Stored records
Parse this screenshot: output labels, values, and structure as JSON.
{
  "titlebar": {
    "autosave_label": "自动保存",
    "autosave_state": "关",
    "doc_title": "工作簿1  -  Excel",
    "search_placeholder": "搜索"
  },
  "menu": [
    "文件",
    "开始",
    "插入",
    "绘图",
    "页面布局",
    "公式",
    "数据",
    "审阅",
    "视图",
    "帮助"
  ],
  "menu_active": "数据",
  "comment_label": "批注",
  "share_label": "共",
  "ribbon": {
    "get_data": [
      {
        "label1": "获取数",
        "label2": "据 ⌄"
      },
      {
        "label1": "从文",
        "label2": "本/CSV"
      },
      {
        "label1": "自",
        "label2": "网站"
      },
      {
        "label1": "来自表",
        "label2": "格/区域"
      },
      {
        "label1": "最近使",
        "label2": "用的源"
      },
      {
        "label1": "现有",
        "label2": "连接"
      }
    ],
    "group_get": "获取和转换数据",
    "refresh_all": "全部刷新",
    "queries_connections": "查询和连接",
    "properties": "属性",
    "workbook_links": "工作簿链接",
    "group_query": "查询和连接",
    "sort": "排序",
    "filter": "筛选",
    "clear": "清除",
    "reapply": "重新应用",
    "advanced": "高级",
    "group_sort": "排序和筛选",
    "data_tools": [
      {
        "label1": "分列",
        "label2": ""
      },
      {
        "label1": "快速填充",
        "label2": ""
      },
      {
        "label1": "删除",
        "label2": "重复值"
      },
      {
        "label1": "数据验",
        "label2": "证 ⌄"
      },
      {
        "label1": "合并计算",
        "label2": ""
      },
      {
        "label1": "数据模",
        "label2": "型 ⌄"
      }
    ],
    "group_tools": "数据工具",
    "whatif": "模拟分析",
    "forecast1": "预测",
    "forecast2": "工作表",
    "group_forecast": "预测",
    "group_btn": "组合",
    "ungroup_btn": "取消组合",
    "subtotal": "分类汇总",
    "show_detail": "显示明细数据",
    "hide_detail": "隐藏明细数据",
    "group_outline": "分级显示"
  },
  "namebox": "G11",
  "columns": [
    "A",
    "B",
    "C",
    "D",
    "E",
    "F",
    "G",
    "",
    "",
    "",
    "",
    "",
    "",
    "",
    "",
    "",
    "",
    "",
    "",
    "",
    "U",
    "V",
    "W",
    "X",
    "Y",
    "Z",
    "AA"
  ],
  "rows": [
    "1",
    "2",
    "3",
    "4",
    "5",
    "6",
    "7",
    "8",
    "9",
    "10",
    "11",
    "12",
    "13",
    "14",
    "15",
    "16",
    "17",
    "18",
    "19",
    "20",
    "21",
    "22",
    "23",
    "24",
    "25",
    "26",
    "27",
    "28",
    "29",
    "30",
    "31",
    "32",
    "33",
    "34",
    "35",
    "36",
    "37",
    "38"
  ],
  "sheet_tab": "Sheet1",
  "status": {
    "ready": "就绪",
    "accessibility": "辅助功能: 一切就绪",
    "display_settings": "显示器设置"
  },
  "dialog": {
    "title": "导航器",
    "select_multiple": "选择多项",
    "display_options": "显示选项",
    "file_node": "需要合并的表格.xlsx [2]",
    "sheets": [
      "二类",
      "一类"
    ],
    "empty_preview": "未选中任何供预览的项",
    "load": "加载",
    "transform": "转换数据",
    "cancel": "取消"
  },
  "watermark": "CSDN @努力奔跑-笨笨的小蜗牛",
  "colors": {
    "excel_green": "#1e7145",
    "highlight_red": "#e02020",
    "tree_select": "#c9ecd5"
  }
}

_Exercise task_
Would you copy out each line exactly as written?

_Task output_
Parse this screenshot: output labels, values, and structure as JSON.
{
  "titlebar": {
    "autosave_label": "自动保存",
    "autosave_state": "关",
    "doc_title": "工作簿1  -  Excel",
    "search_placeholder": "搜索"
  },
  "menu": [
    "文件",
    "开始",
    "插入",
    "绘图",
    "页面布局",
    "公式",
    "数据",
    "审阅",
    "视图",
    "帮助"
  ],
  "menu_active": "数据",
  "comment_label": "批注",
  "share_label": "共",
  "ribbon": {
    "get_data": [
      {
        "label1": "获取数",
        "label2": "据 ⌄"
      },
      {
        "label1": "从文",
        "label2": "本/CSV"
      },
      {
        "label1": "自",
        "label2": "网站"
      },
      {
        "label1": "来自表",
        "label2": "格/区域"
      },
      {
        "label1": "最近使",
        "label2": "用的源"
      },
      {
        "label1": "现有",
        "label2": "连接"
      }
    ],
    "group_get": "获取和转换数据",
    "refresh_all": "全部刷新",
    "queries_connections": "查询和连接",
    "properties": "属性",
    "workbook_links": "工作簿链接",
    "group_query": "查询和连接",
    "sort": "排序",
    "filter": "筛选",
    "clear": "清除",
    "reapply": "重新应用",
    "advanced": "高级",
    "group_sort": "排序和筛选",
    "data_tools": [
      {
        "label1": "分列",
        "label2": ""
      },
      {
        "label1": "快速填充",
        "label2": ""
      },
      {
        "label1": "删除",
        "label2": "重复值"
      },
      {
        "label1": "数据验",
        "label2": "证 ⌄"
      },
      {
        "label1": "合并计算",
        "label2": ""
      },
      {
        "label1": "数据模",
        "label2": "型 ⌄"
      }
    ],
    "group_tools": "数据工具",
    "whatif": "模拟分析",
    "forecast1": "预测",
    "forecast2": "工作表",
    "group_forecast": "预测",
    "group_btn": "组合",
    "ungroup_btn": "取消组合",
    "subtotal": "分类汇总",
    "show_detail": "显示明细数据",
    "hide_detail": "隐藏明细数据",
    "group_outline": "分级显示"
  },
  "namebox": "G11",
  "columns": [
    "A",
    "B",
    "C",
    "D",
    "E",
    "F",
    "G",
    "",
    "",
    "",
    "",
    "",
    "",
    "",
    "",
    "",
    "",
    "",
    "",
    "",
    "U",
    "V",
    "W",
    "X",
    "Y",
    "Z",
    "AA"
  ],
  "rows": [
    "1",
    "2",
    "3",
    "4",
    "5",
    "6",
    "7",
    "8",
    "9",
    "10",
    "11",
    "12",
    "13",
    "14",
    "15",
    "16",
    "17",
    "18",
    "19",
    "20",
    "21",
    "22",
    "23",
    "24",
    "25",
    "26",
    "27",
    "28",
    "29",
    "30",
    "31",
    "32",
    "33",
    "34",
    "35",
    "36",
    "37",
    "38"
  ],
  "sheet_tab": "Sheet1",
  "status": {
    "ready": "就绪",
    "accessibility": "辅助功能: 一切就绪",
    "display_settings": "显示器设置"
  },
  "dialog": {
    "title": "导航器",
    "select_multiple": "选择多项",
    "display_options": "显示选项",
    "file_node": "需要合并的表格.xlsx [2]",
    "sheets": [
      "二类",
      "一类"
    ],
    "empty_preview": "未选中任何供预览的项",
    "load": "加载",
    "transform": "转换数据",
    "cancel": "取消"
  },
  "watermark": "CSDN @努力奔跑-笨笨的小蜗牛",
  "colors": {
    "excel_green": "#1e7145",
    "highlight_red": "#e02020",
    "tree_select": "#c9ecd5"
  }
}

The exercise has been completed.